= Problem statement =
Take the data below and filter it for lines containing the word "values"; show each line found.

= Records supplied =
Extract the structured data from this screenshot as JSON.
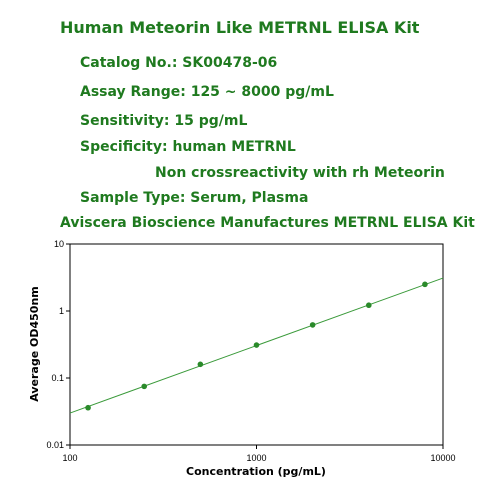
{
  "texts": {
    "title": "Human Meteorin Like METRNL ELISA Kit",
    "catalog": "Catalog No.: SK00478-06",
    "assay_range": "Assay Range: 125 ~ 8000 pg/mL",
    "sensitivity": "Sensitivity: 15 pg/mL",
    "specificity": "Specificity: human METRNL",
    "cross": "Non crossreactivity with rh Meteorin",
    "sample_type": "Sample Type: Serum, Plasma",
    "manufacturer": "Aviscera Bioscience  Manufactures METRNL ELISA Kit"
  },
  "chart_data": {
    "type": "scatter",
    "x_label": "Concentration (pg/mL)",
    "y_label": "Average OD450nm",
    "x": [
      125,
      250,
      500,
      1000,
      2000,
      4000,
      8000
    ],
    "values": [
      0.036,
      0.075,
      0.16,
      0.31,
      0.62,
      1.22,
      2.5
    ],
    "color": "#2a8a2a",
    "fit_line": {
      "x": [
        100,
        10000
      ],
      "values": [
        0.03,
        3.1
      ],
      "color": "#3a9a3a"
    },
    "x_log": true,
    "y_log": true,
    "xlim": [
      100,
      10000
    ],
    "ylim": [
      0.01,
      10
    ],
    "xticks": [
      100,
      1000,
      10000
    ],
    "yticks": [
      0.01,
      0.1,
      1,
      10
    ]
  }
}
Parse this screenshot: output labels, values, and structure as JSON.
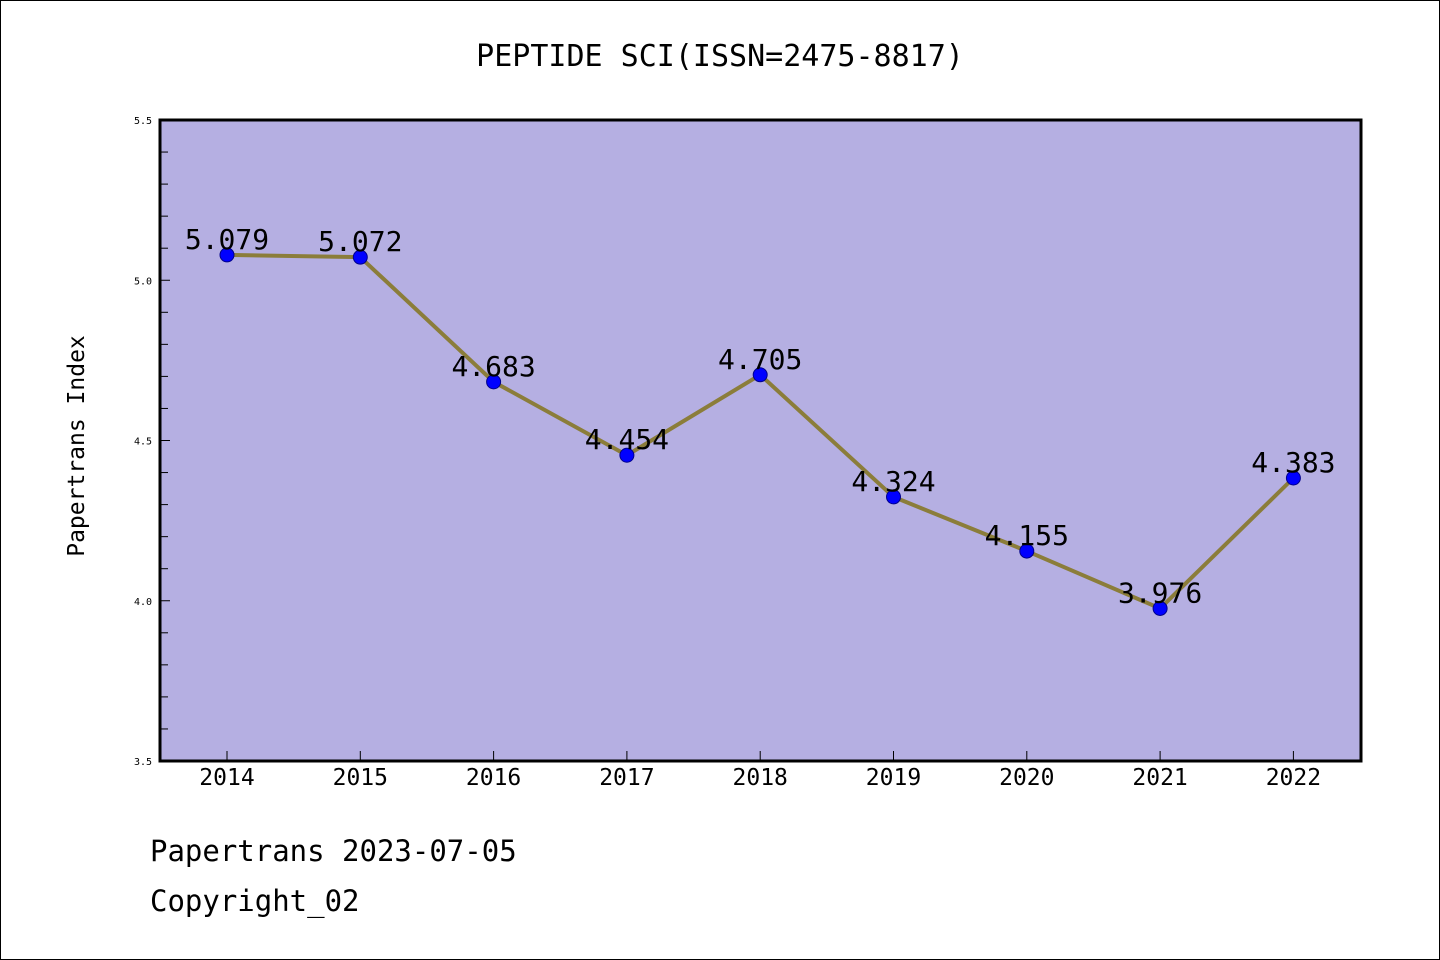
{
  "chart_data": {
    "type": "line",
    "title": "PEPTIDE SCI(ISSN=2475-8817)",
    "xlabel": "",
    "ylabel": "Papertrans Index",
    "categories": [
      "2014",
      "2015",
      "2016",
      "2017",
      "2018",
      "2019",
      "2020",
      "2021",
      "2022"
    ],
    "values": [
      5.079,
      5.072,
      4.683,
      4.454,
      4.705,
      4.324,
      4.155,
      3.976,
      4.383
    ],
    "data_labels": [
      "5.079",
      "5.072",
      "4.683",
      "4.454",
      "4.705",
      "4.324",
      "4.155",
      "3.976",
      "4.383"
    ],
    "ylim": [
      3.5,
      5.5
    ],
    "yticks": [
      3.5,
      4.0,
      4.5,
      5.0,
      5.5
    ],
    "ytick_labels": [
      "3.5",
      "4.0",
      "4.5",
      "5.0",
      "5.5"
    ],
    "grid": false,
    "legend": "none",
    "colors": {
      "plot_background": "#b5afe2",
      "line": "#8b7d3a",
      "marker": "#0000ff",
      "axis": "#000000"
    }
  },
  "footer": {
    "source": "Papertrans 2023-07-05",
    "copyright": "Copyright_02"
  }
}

= Answer for this exercise =
    "values": [
      "values": [
Parse this screenshot: output labels, values, and structure as JSON.
    "values": [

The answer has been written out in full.